**DATA EXTRACT**
----------

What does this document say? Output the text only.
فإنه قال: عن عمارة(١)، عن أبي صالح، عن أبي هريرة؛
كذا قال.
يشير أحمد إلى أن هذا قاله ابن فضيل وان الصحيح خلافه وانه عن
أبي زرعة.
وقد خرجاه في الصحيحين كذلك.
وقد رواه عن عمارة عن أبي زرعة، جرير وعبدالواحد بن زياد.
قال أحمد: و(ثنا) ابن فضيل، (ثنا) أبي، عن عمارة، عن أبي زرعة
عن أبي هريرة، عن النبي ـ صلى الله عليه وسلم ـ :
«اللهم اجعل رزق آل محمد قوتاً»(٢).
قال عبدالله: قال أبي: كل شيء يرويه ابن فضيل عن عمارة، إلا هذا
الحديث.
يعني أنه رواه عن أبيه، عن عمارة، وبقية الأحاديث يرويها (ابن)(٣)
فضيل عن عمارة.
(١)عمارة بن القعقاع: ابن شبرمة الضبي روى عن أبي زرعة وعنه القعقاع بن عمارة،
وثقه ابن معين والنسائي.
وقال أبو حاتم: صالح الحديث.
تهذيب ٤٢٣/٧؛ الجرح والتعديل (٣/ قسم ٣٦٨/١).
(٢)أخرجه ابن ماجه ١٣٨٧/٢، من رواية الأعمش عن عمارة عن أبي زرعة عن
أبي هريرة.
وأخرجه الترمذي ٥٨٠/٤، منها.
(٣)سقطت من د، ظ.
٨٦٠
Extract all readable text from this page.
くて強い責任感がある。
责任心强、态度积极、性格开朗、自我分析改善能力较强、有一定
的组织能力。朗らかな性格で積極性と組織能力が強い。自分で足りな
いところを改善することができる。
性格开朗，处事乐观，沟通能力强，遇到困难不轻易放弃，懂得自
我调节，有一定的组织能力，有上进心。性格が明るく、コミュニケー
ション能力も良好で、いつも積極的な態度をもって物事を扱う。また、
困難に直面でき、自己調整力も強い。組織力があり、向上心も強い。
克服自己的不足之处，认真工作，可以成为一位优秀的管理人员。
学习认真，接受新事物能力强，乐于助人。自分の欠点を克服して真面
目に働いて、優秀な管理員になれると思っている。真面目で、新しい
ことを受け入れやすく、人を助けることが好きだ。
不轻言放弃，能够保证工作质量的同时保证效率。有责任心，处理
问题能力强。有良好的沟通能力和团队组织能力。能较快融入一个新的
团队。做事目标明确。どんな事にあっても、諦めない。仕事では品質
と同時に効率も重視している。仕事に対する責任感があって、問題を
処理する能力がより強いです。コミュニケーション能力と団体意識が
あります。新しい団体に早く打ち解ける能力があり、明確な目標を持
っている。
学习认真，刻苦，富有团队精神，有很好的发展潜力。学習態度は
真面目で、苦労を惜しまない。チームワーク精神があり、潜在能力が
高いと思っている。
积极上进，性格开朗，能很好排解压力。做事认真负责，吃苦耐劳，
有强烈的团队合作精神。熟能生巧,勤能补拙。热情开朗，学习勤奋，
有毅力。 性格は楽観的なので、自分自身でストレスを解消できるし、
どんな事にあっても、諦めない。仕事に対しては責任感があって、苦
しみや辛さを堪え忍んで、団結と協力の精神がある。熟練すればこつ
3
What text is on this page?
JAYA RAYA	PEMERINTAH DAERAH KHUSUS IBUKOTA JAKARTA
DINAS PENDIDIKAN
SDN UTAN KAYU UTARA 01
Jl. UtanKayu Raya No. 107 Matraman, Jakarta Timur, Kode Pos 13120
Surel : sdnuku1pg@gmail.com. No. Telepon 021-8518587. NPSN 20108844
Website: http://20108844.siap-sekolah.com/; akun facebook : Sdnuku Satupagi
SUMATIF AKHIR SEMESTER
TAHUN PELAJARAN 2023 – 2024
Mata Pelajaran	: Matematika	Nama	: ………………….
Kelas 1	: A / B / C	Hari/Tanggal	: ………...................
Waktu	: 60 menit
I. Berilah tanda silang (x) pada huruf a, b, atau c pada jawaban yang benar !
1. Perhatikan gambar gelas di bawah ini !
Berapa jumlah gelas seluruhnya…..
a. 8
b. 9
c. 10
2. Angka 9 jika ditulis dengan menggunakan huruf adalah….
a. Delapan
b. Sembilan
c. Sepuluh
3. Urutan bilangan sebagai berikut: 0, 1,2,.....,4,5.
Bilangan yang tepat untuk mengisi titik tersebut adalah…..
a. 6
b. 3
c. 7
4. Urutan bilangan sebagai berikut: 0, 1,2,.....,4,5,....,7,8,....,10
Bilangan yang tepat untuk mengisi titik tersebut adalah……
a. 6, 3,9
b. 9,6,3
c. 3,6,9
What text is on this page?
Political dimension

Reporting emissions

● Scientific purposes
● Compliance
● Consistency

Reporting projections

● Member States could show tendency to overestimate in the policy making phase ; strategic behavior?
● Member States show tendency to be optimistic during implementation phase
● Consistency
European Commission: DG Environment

----------

**PROBLEM TO WORK ON**
Pull every line containing "どんな事にあっても" from the data.

**WRITTEN ANSWER**
团队。做事目标明确。どんな事にあっても、諦めない。仕事では品質
どんな事にあっても、諦めない。仕事に対しては責任感があって、苦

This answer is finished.